Problem to solve
Search the listing for the string "Tuyên" and copy every line that contains it.

§ §

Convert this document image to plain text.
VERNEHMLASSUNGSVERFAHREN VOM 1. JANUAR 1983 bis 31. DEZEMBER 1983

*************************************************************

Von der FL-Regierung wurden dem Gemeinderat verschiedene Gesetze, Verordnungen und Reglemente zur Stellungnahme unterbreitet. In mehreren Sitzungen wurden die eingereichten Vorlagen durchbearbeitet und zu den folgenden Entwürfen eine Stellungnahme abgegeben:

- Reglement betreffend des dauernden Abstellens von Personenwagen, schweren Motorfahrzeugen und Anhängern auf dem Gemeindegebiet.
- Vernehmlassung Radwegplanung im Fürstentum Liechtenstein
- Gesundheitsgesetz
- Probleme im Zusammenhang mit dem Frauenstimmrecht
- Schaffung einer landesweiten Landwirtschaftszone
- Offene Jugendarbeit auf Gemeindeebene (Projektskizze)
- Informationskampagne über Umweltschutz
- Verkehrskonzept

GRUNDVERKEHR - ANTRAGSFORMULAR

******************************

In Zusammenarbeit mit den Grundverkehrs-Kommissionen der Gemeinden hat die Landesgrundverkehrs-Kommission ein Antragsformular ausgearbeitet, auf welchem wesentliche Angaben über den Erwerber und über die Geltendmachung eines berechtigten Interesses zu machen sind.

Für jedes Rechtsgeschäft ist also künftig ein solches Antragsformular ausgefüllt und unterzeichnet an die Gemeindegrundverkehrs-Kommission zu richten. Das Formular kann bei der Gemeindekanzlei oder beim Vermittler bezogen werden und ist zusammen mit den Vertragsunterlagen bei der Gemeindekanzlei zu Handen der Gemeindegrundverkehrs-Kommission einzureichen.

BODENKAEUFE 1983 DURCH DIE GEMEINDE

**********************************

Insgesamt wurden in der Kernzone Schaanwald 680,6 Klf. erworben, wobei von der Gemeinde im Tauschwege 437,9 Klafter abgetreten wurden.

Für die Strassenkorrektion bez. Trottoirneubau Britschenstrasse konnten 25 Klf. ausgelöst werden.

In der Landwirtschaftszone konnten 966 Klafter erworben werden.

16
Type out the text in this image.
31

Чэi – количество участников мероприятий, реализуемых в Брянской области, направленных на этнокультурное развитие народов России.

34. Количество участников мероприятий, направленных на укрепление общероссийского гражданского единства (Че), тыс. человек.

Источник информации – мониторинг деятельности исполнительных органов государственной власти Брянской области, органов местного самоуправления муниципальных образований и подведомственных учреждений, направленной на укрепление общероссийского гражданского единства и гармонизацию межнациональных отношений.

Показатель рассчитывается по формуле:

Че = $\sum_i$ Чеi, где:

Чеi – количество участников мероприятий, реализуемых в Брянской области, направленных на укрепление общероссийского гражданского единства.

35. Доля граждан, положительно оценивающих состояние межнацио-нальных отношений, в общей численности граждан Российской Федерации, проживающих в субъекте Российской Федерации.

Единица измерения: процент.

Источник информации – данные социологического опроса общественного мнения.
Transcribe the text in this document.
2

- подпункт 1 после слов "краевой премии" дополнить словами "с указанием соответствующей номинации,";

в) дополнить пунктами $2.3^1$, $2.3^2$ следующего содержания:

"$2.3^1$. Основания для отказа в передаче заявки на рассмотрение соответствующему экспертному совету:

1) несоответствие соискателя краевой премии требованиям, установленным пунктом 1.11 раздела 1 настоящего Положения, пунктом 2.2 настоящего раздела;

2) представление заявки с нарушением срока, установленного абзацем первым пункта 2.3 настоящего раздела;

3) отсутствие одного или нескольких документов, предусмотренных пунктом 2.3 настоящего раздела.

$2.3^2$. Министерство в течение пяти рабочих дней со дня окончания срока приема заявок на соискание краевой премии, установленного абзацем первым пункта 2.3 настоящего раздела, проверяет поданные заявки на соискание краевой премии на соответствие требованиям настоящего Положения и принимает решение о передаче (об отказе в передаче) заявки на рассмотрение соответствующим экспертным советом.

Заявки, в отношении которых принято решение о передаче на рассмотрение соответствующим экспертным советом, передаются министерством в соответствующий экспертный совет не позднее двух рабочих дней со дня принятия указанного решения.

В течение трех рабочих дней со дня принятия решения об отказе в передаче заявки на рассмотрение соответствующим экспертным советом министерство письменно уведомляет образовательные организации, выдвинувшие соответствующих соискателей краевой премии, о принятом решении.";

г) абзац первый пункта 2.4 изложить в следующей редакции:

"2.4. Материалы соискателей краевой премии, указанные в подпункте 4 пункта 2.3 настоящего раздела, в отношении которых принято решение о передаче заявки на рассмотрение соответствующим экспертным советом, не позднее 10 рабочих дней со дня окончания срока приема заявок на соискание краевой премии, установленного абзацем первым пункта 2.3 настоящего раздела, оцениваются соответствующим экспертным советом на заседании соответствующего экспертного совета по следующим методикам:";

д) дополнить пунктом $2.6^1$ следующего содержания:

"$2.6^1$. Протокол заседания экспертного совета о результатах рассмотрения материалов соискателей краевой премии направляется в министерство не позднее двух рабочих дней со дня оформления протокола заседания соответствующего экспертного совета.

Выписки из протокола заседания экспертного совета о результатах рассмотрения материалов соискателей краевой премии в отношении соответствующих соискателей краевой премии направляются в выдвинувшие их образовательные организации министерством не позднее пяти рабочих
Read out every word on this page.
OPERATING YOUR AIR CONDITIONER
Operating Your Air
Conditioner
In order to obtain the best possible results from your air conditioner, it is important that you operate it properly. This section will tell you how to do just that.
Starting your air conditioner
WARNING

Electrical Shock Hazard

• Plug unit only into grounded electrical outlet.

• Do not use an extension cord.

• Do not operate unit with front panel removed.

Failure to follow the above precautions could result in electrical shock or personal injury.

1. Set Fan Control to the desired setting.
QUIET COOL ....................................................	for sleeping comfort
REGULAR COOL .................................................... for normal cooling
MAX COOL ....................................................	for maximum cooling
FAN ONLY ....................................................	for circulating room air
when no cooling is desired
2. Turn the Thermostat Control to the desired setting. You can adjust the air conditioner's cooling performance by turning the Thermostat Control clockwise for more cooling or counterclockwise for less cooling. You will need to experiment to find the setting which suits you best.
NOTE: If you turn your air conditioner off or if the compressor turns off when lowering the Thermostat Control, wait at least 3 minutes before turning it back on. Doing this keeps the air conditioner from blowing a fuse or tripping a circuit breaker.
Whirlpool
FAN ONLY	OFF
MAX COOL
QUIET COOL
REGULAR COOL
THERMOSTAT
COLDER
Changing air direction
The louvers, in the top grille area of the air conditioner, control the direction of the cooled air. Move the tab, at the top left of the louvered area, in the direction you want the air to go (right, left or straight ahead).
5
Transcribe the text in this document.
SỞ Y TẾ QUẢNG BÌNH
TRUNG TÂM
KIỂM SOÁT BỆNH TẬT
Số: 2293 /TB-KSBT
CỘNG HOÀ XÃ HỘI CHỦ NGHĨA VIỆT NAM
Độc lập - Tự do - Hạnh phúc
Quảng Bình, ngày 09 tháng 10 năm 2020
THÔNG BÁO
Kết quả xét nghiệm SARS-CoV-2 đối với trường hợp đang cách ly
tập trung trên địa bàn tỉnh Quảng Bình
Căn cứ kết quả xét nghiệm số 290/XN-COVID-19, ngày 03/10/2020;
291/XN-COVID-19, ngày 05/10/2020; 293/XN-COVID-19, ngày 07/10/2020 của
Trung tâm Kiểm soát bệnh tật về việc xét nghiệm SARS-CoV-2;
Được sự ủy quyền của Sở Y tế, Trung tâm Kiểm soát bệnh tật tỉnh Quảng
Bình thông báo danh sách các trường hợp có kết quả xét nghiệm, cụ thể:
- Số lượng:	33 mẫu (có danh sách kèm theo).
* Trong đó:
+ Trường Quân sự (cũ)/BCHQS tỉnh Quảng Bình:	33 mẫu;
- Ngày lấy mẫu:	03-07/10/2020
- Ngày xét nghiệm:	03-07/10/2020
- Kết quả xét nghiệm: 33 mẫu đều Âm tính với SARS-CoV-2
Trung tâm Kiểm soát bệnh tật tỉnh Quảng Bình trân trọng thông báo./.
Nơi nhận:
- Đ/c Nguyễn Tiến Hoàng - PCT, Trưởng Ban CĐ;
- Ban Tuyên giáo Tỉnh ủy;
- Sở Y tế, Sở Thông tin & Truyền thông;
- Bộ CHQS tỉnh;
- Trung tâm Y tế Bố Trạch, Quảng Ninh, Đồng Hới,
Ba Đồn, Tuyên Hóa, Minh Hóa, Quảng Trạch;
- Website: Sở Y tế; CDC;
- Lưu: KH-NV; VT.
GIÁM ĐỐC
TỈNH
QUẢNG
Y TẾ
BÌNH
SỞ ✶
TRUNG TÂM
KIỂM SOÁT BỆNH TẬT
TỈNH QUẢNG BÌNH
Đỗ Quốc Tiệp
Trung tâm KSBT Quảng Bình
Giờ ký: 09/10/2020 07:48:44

§ §

Answer in full
- Ban Tuyên giáo Tỉnh ủy;
Ba Đồn, Tuyên Hóa, Minh Hóa, Quảng Trạch;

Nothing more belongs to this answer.